▸ What you should do:
Repeat the material below exactly, with no pictures.

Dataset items
+---+

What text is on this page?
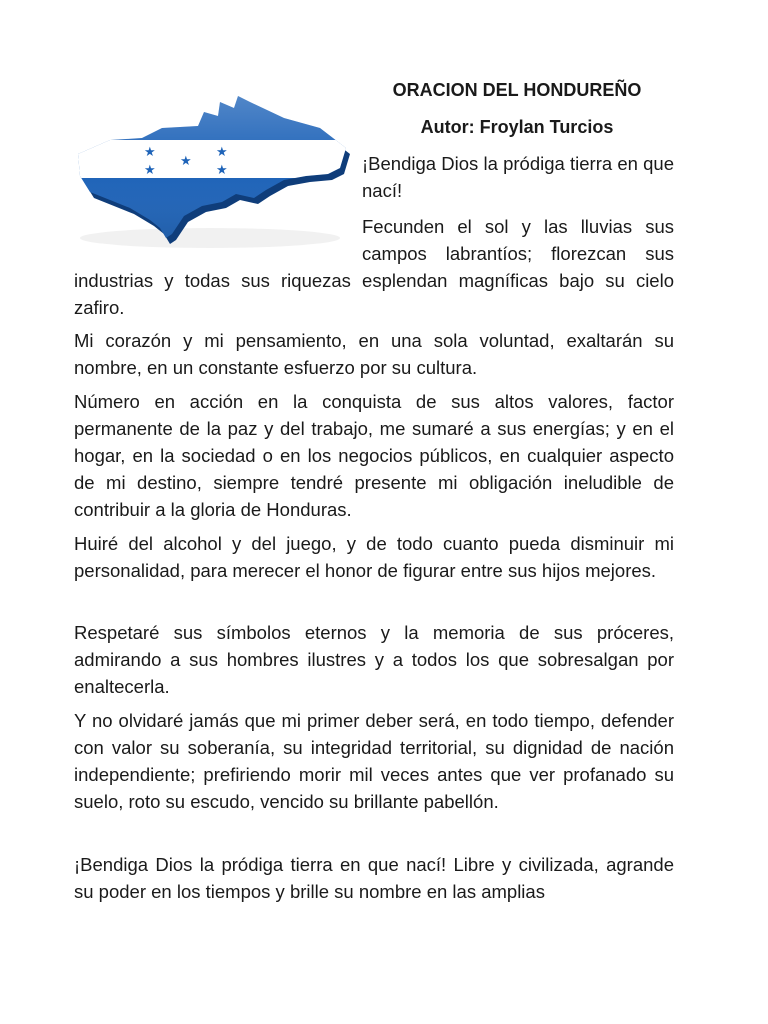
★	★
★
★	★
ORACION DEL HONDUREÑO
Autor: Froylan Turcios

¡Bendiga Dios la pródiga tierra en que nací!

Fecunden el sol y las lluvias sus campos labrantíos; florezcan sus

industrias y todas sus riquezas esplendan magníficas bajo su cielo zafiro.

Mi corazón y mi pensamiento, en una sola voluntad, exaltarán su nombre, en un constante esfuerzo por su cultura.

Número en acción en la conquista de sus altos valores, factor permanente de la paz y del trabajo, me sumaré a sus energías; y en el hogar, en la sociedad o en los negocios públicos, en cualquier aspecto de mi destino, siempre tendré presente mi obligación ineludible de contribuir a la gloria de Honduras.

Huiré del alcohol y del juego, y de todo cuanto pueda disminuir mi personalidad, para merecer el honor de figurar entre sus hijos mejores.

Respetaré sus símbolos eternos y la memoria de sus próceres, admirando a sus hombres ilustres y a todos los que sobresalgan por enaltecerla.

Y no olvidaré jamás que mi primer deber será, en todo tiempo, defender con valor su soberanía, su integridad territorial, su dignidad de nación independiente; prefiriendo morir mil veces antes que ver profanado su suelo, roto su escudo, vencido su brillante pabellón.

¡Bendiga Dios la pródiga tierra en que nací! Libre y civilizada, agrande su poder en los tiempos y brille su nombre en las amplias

+---+

▸ Task answer:
What text is on this page?
★	★
★
★	★
ORACION DEL HONDUREÑO
Autor: Froylan Turcios

¡Bendiga Dios la pródiga tierra en que nací!

Fecunden el sol y las lluvias sus campos labrantíos; florezcan sus

industrias y todas sus riquezas esplendan magníficas bajo su cielo zafiro.

Mi corazón y mi pensamiento, en una sola voluntad, exaltarán su nombre, en un constante esfuerzo por su cultura.

Número en acción en la conquista de sus altos valores, factor permanente de la paz y del trabajo, me sumaré a sus energías; y en el hogar, en la sociedad o en los negocios públicos, en cualquier aspecto de mi destino, siempre tendré presente mi obligación ineludible de contribuir a la gloria de Honduras.

Huiré del alcohol y del juego, y de todo cuanto pueda disminuir mi personalidad, para merecer el honor de figurar entre sus hijos mejores.

Respetaré sus símbolos eternos y la memoria de sus próceres, admirando a sus hombres ilustres y a todos los que sobresalgan por enaltecerla.

Y no olvidaré jamás que mi primer deber será, en todo tiempo, defender con valor su soberanía, su integridad territorial, su dignidad de nación independiente; prefiriendo morir mil veces antes que ver profanado su suelo, roto su escudo, vencido su brillante pabellón.

¡Bendiga Dios la pródiga tierra en que nací! Libre y civilizada, agrande su poder en los tiempos y brille su nombre en las amplias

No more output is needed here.